▶ **WORK TO COMPLETE**
Your task is to locate every line holding the string "Lacquer" and to copy each of them.

▶ **DATA ROWS**
■ ■ ■ ■ ■

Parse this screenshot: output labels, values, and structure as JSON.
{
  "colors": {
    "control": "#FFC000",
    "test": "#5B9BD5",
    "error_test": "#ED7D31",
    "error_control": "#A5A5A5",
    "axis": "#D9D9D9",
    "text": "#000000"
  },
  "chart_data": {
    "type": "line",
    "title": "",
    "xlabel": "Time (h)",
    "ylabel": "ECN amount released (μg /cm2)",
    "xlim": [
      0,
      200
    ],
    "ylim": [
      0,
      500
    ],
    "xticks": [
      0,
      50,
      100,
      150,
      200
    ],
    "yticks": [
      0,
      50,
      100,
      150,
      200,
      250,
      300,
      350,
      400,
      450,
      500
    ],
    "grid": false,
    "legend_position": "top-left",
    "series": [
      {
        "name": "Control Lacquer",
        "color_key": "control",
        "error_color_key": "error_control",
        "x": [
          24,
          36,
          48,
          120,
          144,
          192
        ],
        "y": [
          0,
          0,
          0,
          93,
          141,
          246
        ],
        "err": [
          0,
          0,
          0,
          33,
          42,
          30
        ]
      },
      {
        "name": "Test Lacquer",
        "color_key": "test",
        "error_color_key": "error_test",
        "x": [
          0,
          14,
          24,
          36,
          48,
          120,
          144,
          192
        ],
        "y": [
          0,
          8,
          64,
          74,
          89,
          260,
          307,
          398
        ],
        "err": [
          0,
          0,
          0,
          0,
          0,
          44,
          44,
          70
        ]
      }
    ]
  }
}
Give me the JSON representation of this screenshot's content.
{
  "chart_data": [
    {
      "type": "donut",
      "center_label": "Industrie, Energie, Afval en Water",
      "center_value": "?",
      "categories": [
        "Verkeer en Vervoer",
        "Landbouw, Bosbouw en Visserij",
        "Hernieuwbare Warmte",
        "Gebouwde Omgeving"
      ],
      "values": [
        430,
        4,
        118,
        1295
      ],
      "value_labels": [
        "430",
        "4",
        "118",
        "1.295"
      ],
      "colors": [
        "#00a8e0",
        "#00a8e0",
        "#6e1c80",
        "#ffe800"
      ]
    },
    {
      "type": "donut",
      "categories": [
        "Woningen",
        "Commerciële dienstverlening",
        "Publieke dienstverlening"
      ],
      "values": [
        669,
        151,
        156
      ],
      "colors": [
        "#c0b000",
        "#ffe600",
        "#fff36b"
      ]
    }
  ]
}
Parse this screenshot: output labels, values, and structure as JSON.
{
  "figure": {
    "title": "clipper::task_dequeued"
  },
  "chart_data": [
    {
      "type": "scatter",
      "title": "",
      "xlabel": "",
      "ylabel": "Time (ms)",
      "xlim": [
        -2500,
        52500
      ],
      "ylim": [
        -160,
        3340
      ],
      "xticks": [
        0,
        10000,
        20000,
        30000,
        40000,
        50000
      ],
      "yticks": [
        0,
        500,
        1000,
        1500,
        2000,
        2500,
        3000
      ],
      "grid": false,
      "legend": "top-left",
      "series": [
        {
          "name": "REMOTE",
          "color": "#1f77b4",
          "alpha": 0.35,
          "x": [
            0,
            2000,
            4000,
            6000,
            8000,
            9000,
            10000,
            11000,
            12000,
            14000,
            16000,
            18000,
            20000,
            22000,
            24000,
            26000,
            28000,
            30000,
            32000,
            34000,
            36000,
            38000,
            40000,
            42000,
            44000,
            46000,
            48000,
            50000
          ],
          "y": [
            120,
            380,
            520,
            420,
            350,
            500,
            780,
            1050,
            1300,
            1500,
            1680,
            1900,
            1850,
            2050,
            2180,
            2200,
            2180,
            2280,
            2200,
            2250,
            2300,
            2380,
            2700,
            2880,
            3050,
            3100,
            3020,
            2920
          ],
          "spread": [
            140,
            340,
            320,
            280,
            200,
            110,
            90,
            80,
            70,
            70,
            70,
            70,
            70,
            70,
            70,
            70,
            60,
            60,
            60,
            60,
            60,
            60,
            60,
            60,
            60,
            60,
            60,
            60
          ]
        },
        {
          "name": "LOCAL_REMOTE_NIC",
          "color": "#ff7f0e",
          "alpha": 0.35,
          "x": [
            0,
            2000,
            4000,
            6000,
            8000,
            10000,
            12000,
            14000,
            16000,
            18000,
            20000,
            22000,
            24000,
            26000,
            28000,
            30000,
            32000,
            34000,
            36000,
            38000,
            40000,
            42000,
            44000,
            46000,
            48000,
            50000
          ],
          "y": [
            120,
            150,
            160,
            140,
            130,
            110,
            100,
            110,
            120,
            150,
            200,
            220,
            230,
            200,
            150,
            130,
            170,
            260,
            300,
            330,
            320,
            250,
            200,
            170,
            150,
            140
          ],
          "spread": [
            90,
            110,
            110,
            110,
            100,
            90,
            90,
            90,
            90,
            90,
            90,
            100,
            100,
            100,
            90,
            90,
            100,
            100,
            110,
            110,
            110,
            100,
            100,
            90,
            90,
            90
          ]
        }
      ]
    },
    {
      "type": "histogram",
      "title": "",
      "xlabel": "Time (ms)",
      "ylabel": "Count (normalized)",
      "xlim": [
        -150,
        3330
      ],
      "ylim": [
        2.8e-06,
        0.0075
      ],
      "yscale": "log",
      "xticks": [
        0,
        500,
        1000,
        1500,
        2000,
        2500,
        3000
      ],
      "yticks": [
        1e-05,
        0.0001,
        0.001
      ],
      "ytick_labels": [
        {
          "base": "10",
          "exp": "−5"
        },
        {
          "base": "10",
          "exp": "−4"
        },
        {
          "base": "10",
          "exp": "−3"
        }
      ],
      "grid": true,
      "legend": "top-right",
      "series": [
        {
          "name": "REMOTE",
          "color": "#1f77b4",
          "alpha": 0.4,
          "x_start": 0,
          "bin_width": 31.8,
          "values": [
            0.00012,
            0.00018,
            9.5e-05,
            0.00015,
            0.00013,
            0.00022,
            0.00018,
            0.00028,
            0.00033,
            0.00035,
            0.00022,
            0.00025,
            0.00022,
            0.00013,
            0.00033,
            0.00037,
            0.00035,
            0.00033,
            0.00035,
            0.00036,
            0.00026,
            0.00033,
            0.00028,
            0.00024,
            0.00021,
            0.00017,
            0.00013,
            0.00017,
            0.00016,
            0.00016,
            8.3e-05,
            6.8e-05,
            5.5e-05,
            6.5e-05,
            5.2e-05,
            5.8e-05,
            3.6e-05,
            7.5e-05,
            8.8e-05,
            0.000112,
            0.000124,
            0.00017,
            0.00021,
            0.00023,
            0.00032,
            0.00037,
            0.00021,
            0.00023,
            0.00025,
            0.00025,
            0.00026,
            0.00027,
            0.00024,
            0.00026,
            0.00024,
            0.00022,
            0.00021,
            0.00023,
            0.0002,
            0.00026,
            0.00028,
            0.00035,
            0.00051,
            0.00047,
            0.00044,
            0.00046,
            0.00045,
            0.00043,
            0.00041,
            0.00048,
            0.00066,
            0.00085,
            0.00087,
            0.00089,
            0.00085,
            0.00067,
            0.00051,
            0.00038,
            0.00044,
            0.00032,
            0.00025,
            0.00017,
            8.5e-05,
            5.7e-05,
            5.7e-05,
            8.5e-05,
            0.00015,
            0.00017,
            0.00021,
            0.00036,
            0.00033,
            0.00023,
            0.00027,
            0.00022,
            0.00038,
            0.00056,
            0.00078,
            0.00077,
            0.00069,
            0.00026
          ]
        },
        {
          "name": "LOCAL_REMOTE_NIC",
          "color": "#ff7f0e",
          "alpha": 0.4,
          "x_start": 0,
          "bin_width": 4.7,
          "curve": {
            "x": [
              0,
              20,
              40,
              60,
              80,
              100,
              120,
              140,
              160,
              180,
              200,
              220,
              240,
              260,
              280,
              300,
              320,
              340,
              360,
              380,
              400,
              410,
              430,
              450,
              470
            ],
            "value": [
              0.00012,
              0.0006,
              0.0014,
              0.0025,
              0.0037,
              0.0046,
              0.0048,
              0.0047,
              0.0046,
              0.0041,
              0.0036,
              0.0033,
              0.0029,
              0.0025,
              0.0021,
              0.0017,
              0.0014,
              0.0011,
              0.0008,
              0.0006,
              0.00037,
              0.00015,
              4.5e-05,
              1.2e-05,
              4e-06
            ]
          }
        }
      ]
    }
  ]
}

■ ■ ■ ■ ■

▶ **WRITTEN RESPONSE**
        "name": "Control Lacquer",
        "name": "Test Lacquer",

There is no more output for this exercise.